(Collected data)
◆ ◆ ◆

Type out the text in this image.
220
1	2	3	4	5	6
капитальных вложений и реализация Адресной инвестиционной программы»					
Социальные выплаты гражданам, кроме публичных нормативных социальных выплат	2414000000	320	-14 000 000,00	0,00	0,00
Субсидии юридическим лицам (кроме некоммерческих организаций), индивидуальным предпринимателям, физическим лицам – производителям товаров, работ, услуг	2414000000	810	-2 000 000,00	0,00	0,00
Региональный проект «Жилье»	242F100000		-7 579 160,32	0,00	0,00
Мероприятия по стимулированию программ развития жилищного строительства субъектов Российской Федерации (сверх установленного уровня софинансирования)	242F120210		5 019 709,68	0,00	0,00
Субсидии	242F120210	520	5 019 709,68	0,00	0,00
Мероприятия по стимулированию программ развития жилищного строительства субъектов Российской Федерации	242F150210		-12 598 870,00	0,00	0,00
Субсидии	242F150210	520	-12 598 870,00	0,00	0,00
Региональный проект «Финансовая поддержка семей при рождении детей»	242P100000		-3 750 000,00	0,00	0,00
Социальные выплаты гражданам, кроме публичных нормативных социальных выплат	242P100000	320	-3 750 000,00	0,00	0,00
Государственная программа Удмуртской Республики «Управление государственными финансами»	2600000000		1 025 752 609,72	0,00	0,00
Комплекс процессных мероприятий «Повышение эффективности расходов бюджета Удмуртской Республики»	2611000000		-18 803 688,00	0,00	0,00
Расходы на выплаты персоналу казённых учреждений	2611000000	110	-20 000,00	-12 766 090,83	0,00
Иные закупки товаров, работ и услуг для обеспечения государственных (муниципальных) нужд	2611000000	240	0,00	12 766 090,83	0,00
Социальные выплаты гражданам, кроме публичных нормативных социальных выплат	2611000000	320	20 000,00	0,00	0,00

◆ ◆ ◆

Give the entries again in full, exactly as they are written.

Type out the text in this image.
220
1	2	3	4	5	6
капитальных вложений и реализация Адресной инвестиционной программы»					
Социальные выплаты гражданам, кроме публичных нормативных социальных выплат	2414000000	320	-14 000 000,00	0,00	0,00
Субсидии юридическим лицам (кроме некоммерческих организаций), индивидуальным предпринимателям, физическим лицам – производителям товаров, работ, услуг	2414000000	810	-2 000 000,00	0,00	0,00
Региональный проект «Жилье»	242F100000		-7 579 160,32	0,00	0,00
Мероприятия по стимулированию программ развития жилищного строительства субъектов Российской Федерации (сверх установленного уровня софинансирования)	242F120210		5 019 709,68	0,00	0,00
Субсидии	242F120210	520	5 019 709,68	0,00	0,00
Мероприятия по стимулированию программ развития жилищного строительства субъектов Российской Федерации	242F150210		-12 598 870,00	0,00	0,00
Субсидии	242F150210	520	-12 598 870,00	0,00	0,00
Региональный проект «Финансовая поддержка семей при рождении детей»	242P100000		-3 750 000,00	0,00	0,00
Социальные выплаты гражданам, кроме публичных нормативных социальных выплат	242P100000	320	-3 750 000,00	0,00	0,00
Государственная программа Удмуртской Республики «Управление государственными финансами»	2600000000		1 025 752 609,72	0,00	0,00
Комплекс процессных мероприятий «Повышение эффективности расходов бюджета Удмуртской Республики»	2611000000		-18 803 688,00	0,00	0,00
Расходы на выплаты персоналу казённых учреждений	2611000000	110	-20 000,00	-12 766 090,83	0,00
Иные закупки товаров, работ и услуг для обеспечения государственных (муниципальных) нужд	2611000000	240	0,00	12 766 090,83	0,00
Социальные выплаты гражданам, кроме публичных нормативных социальных выплат	2611000000	320	20 000,00	0,00	0,00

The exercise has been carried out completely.